Records from a data source

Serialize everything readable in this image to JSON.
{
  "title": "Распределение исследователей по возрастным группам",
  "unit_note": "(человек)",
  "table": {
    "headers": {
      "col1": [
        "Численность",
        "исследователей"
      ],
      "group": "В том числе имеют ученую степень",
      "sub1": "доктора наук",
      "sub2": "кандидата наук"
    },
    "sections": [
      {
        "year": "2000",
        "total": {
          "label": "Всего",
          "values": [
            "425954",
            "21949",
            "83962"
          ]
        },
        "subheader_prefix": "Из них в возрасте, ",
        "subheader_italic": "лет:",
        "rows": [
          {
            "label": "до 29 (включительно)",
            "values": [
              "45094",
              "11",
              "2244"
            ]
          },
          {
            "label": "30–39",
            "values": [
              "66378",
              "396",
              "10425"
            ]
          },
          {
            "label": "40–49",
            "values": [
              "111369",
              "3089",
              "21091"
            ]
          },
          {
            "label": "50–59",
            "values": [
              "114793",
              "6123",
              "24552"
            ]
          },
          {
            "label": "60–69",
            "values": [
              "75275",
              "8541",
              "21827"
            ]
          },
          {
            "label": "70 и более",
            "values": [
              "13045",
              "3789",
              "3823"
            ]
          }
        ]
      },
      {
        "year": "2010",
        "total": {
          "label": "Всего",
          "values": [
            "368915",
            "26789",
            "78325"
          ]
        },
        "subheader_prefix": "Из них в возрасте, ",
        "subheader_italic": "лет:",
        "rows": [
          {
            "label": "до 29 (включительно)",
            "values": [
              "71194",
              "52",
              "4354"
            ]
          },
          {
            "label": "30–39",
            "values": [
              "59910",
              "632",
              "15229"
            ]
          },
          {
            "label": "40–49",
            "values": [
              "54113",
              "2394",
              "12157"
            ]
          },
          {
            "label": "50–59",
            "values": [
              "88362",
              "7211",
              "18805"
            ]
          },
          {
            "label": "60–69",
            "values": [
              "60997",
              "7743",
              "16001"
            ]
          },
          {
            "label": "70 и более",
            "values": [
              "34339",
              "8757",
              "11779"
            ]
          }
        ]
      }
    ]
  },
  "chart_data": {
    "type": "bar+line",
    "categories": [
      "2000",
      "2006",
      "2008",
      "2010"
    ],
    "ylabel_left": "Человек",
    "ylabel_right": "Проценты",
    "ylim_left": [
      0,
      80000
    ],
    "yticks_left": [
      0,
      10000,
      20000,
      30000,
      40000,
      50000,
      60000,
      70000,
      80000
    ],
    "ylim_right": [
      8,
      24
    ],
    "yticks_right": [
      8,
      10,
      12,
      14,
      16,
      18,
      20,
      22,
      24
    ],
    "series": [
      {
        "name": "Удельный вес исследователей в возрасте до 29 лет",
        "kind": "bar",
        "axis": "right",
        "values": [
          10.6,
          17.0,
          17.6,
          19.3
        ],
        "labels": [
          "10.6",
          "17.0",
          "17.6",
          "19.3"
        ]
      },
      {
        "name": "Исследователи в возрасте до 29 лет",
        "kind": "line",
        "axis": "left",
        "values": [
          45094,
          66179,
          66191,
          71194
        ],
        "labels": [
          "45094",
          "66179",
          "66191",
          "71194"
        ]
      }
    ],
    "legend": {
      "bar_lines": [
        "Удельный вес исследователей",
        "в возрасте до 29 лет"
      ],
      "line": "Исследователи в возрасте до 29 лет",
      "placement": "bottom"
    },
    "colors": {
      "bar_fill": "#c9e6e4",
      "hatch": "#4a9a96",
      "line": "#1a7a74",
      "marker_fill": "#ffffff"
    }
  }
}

Requirements: Gather all lines of the records that include the word "Исследователи".

Task response:
        "name": "Исследователи в возрасте до 29 лет",
      "line": "Исследователи в возрасте до 29 лет",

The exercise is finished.